### Excerpt
## **Get the website - using HTTP library (Requests)**

In [1]:
import requests

html = requests.get("https://keithgalli.github.io/web-scraping/example.html")

print(html.content)

b'<html>\n<head>\n<title>HTML Example</title>\n</head>\n<body>\n\n<div align="middle">\n<h1>HTML Webpage</h1>\n<p>Link to more interesting example: <a href="https://keithgalli.github.io/web-scraping/webpage.html">keithgalli.github.io/web-scraping/webpage.html</a></p>\n</div>\n\n<h2>A Header</h2>\n<p><i>Some italicized text</i></p>\n\n<h2>Another header</h2>\n<p id="paragraph-id"><b>Some bold text</b></p>\n\n</body>\n</html>\n'


In [2]:
# Response Object: https://www.w3schools.com/python/ref_requests_response.asp

print('Response url:', html.url)

# HTTP response status codes: https://developer.mozilla.org/th/docs/Web/HTTP/Status
print('Response status:', html.status_code)

print('Response status:', html.encoding)

Response url: https://keithgalli.github.io/web-scraping/example.html
Response status: 200
Response status: utf-8


In [3]:
print('Response headers:', html.headers)

### Source excerpt
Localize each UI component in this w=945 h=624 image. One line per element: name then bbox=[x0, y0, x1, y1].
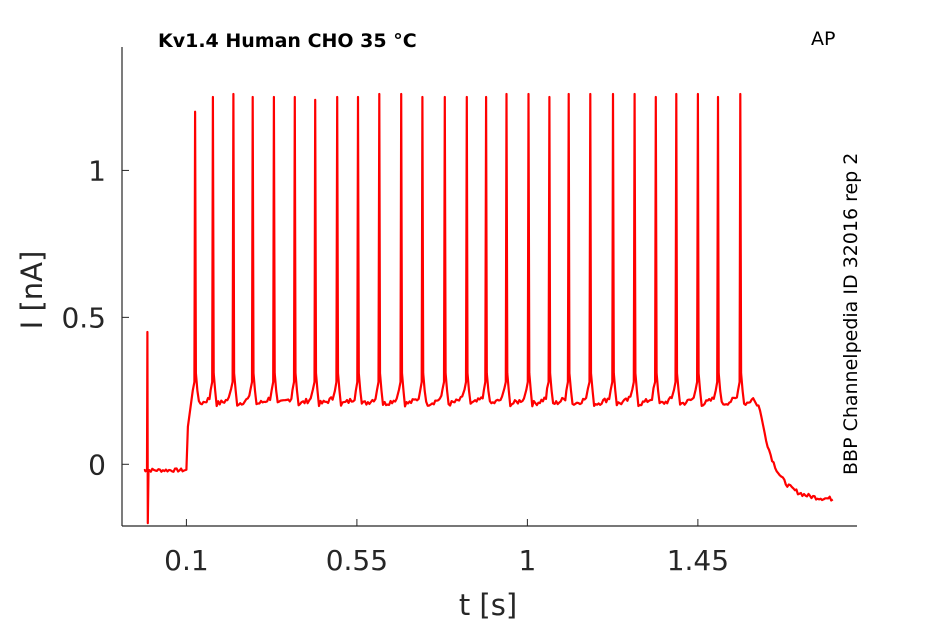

### Description of the task
Copy word for word the passage of the web-scraping notebook excerpt above the material, from "print(html.content)" up to and including "print('Response status:', html.status_code)".

### Written solution
print(html.content)

b'<html>\n<head>\n<title>HTML Example</title>\n</head>\n<body>\n\n<div align="middle">\n<h1>HTML Webpage</h1>\n<p>Link to more interesting example: <a href="https://keithgalli.github.io/web-scraping/webpage.html">keithgalli.github.io/web-scraping/webpage.html</a></p>\n</div>\n\n<h2>A Header</h2>\n<p><i>Some italicized text</i></p>\n\n<h2>Another header</h2>\n<p id="paragraph-id"><b>Some bold text</b></p>\n\n</body>\n</html>\n'


In [2]:
# Response Object: https://www.w3schools.com/python/ref_requests_response.asp

print('Response url:', html.url)

# HTTP response status codes: https://developer.mozilla.org/th/docs/Web/HTTP/Status
print('Response status:', html.status_code)